* Job:
Copy the rows below word for word, leaving out the picture.

* Records supplied:
↓

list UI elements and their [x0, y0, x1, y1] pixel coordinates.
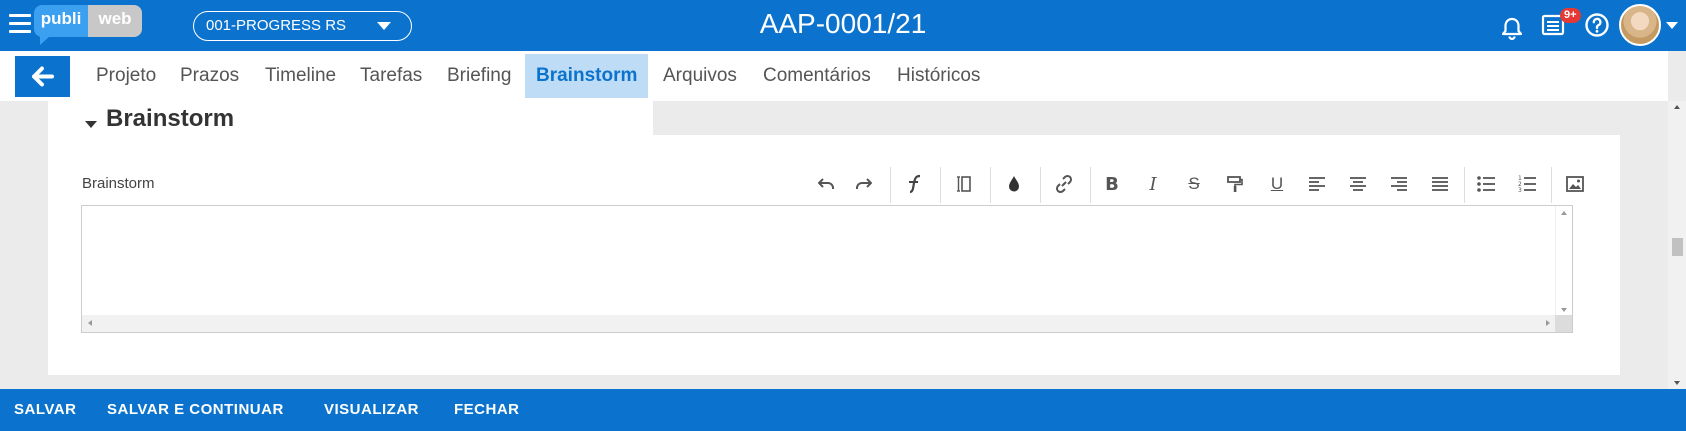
- hamburger-menu-icon[interactable]: [9, 14, 31, 34]
- tab-bar: Projeto Prazos Timeline Tarefas Briefing…: [0, 51, 1668, 101]
- page-scroll-thumb[interactable]: [1672, 238, 1683, 256]
- project-select-value: 001-PROGRESS RS: [206, 17, 347, 34]
- image-icon[interactable]: [1559, 165, 1591, 203]
- text-color-icon[interactable]: [998, 165, 1030, 203]
- save-button[interactable]: SALVAR: [14, 389, 76, 431]
- section-header[interactable]: Brainstorm: [48, 101, 653, 135]
- toolbar-separator: [1464, 167, 1465, 203]
- bold-icon[interactable]: B: [1096, 165, 1128, 203]
- brainstorm-editor-input[interactable]: [82, 206, 1556, 317]
- toolbar-separator: [1040, 167, 1041, 203]
- back-button[interactable]: [15, 56, 70, 97]
- close-button[interactable]: FECHAR: [454, 389, 520, 431]
- align-left-icon[interactable]: [1301, 165, 1333, 203]
- scroll-up-arrow-icon[interactable]: [1561, 211, 1567, 215]
- page-scroll-down-icon[interactable]: [1674, 381, 1680, 385]
- tab-tarefas[interactable]: Tarefas: [349, 54, 433, 98]
- top-bar: publi web 001-PROGRESS RS AAP-0001/21 9+: [0, 0, 1686, 51]
- paragraph-format-icon[interactable]: [948, 165, 980, 203]
- arrow-left-icon: [32, 66, 54, 87]
- page-scroll-up-icon[interactable]: [1674, 105, 1680, 109]
- toolbar-separator: [990, 167, 991, 203]
- bottom-action-bar: SALVAR SALVAR E CONTINUAR VISUALIZAR FEC…: [0, 389, 1686, 431]
- toolbar-separator: [1551, 167, 1552, 203]
- align-justify-icon[interactable]: [1424, 165, 1456, 203]
- tab-timeline[interactable]: Timeline: [254, 54, 347, 98]
- tab-comentarios[interactable]: Comentários: [752, 54, 882, 98]
- logo-left-text: publi: [34, 5, 88, 45]
- tab-prazos[interactable]: Prazos: [169, 54, 250, 98]
- editor-horizontal-scrollbar[interactable]: [82, 315, 1556, 332]
- help-icon[interactable]: [1584, 12, 1610, 38]
- svg-text:3: 3: [1518, 187, 1522, 193]
- project-select[interactable]: 001-PROGRESS RS: [193, 11, 412, 41]
- content-area: Brainstorm Brainstorm B I S U 1 2 3: [0, 101, 1668, 389]
- bell-icon[interactable]: [1500, 12, 1524, 46]
- logo-right-text: web: [88, 5, 142, 37]
- avatar-chevron-down-icon[interactable]: [1666, 22, 1678, 29]
- notification-badge: 9+: [1560, 8, 1581, 23]
- align-center-icon[interactable]: [1342, 165, 1374, 203]
- italic-icon[interactable]: I: [1137, 165, 1169, 203]
- strikethrough-icon[interactable]: S: [1178, 165, 1210, 203]
- scroll-right-arrow-icon[interactable]: [1546, 320, 1550, 326]
- logo[interactable]: publi web: [34, 5, 142, 45]
- scroll-left-arrow-icon[interactable]: [88, 320, 92, 326]
- scroll-down-arrow-icon[interactable]: [1561, 308, 1567, 312]
- editor-vertical-scrollbar[interactable]: [1555, 206, 1572, 317]
- toolbar-separator: [940, 167, 941, 203]
- format-painter-icon[interactable]: [1219, 165, 1251, 203]
- bullet-list-icon[interactable]: [1470, 165, 1502, 203]
- brainstorm-editor: [81, 205, 1573, 333]
- collapse-caret-icon[interactable]: [85, 121, 97, 128]
- redo-icon[interactable]: [848, 165, 880, 203]
- preview-button[interactable]: VISUALIZAR: [324, 389, 419, 431]
- tab-brainstorm[interactable]: Brainstorm: [525, 54, 649, 98]
- underline-icon[interactable]: U: [1261, 165, 1293, 203]
- link-icon[interactable]: [1048, 165, 1080, 203]
- tab-historicos[interactable]: Históricos: [886, 54, 991, 98]
- brainstorm-card: Brainstorm B I S U 1 2 3: [48, 135, 1620, 375]
- numbered-list-icon[interactable]: 123: [1511, 165, 1543, 203]
- page-scrollbar[interactable]: [1668, 101, 1686, 389]
- editor-resize-corner[interactable]: [1555, 315, 1572, 332]
- brainstorm-field-label: Brainstorm: [82, 175, 155, 192]
- tab-projeto[interactable]: Projeto: [85, 54, 167, 98]
- chevron-down-icon: [377, 22, 391, 30]
- undo-icon[interactable]: [810, 165, 842, 203]
- section-title: Brainstorm: [106, 105, 235, 132]
- tab-briefing[interactable]: Briefing: [436, 54, 522, 98]
- font-icon[interactable]: [898, 165, 930, 203]
- align-right-icon[interactable]: [1383, 165, 1415, 203]
- save-and-continue-button[interactable]: SALVAR E CONTINUAR: [107, 389, 284, 431]
- toolbar-separator: [1090, 167, 1091, 203]
- avatar[interactable]: [1619, 4, 1661, 46]
- tab-arquivos[interactable]: Arquivos: [652, 54, 748, 98]
- toolbar-separator: [890, 167, 891, 203]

↑

* Reply to the task:
list UI elements and their [x0, y0, x1, y1] pixel coordinates.
- hamburger-menu-icon[interactable]: [9, 14, 31, 34]
- tab-bar: Projeto Prazos Timeline Tarefas Briefing…: [0, 51, 1668, 101]
- page-scroll-thumb[interactable]: [1672, 238, 1683, 256]
- project-select-value: 001-PROGRESS RS: [206, 17, 347, 34]
- image-icon[interactable]: [1559, 165, 1591, 203]
- text-color-icon[interactable]: [998, 165, 1030, 203]
- save-button[interactable]: SALVAR: [14, 389, 76, 431]
- section-header[interactable]: Brainstorm: [48, 101, 653, 135]
- toolbar-separator: [1464, 167, 1465, 203]
- bold-icon[interactable]: B: [1096, 165, 1128, 203]
- brainstorm-editor-input[interactable]: [82, 206, 1556, 317]
- toolbar-separator: [1040, 167, 1041, 203]
- back-button[interactable]: [15, 56, 70, 97]
- close-button[interactable]: FECHAR: [454, 389, 520, 431]
- align-left-icon[interactable]: [1301, 165, 1333, 203]
- scroll-up-arrow-icon[interactable]: [1561, 211, 1567, 215]
- page-scroll-down-icon[interactable]: [1674, 381, 1680, 385]
- tab-tarefas[interactable]: Tarefas: [349, 54, 433, 98]
- top-bar: publi web 001-PROGRESS RS AAP-0001/21 9+: [0, 0, 1686, 51]
- paragraph-format-icon[interactable]: [948, 165, 980, 203]
- arrow-left-icon: [32, 66, 54, 87]
- page-scroll-up-icon[interactable]: [1674, 105, 1680, 109]
- toolbar-separator: [990, 167, 991, 203]
- bottom-action-bar: SALVAR SALVAR E CONTINUAR VISUALIZAR FEC…: [0, 389, 1686, 431]
- toolbar-separator: [1551, 167, 1552, 203]
- align-justify-icon[interactable]: [1424, 165, 1456, 203]
- tab-timeline[interactable]: Timeline: [254, 54, 347, 98]
- tab-comentarios[interactable]: Comentários: [752, 54, 882, 98]
- logo-left-text: publi: [34, 5, 88, 45]
- tab-prazos[interactable]: Prazos: [169, 54, 250, 98]
- editor-horizontal-scrollbar[interactable]: [82, 315, 1556, 332]
- help-icon[interactable]: [1584, 12, 1610, 38]
- svg-text:3: 3: [1518, 187, 1522, 193]
- project-select[interactable]: 001-PROGRESS RS: [193, 11, 412, 41]
- content-area: Brainstorm Brainstorm B I S U 1 2 3: [0, 101, 1668, 389]
- bell-icon[interactable]: [1500, 12, 1524, 46]
- logo-right-text: web: [88, 5, 142, 37]
- avatar-chevron-down-icon[interactable]: [1666, 22, 1678, 29]
- notification-badge: 9+: [1560, 8, 1581, 23]
- align-center-icon[interactable]: [1342, 165, 1374, 203]
- italic-icon[interactable]: I: [1137, 165, 1169, 203]
- strikethrough-icon[interactable]: S: [1178, 165, 1210, 203]
- scroll-right-arrow-icon[interactable]: [1546, 320, 1550, 326]
- logo[interactable]: publi web: [34, 5, 142, 45]
- scroll-left-arrow-icon[interactable]: [88, 320, 92, 326]
- scroll-down-arrow-icon[interactable]: [1561, 308, 1567, 312]
- editor-vertical-scrollbar[interactable]: [1555, 206, 1572, 317]
- toolbar-separator: [940, 167, 941, 203]
- format-painter-icon[interactable]: [1219, 165, 1251, 203]
- bullet-list-icon[interactable]: [1470, 165, 1502, 203]
- brainstorm-editor: [81, 205, 1573, 333]
- collapse-caret-icon[interactable]: [85, 121, 97, 128]
- redo-icon[interactable]: [848, 165, 880, 203]
- preview-button[interactable]: VISUALIZAR: [324, 389, 419, 431]
- tab-brainstorm[interactable]: Brainstorm: [525, 54, 649, 98]
- underline-icon[interactable]: U: [1261, 165, 1293, 203]
- link-icon[interactable]: [1048, 165, 1080, 203]
- tab-historicos[interactable]: Históricos: [886, 54, 991, 98]
- brainstorm-card: Brainstorm B I S U 1 2 3: [48, 135, 1620, 375]
- numbered-list-icon[interactable]: 123: [1511, 165, 1543, 203]
- page-scrollbar[interactable]: [1668, 101, 1686, 389]
- editor-resize-corner[interactable]: [1555, 315, 1572, 332]
- brainstorm-field-label: Brainstorm: [82, 175, 155, 192]
- tab-projeto[interactable]: Projeto: [85, 54, 167, 98]
- chevron-down-icon: [377, 22, 391, 30]
- undo-icon[interactable]: [810, 165, 842, 203]
- section-title: Brainstorm: [106, 105, 235, 132]
- tab-briefing[interactable]: Briefing: [436, 54, 522, 98]
- font-icon[interactable]: [898, 165, 930, 203]
- align-right-icon[interactable]: [1383, 165, 1415, 203]
- save-and-continue-button[interactable]: SALVAR E CONTINUAR: [107, 389, 284, 431]
- toolbar-separator: [1090, 167, 1091, 203]
- avatar[interactable]: [1619, 4, 1661, 46]
- tab-arquivos[interactable]: Arquivos: [652, 54, 748, 98]
- toolbar-separator: [890, 167, 891, 203]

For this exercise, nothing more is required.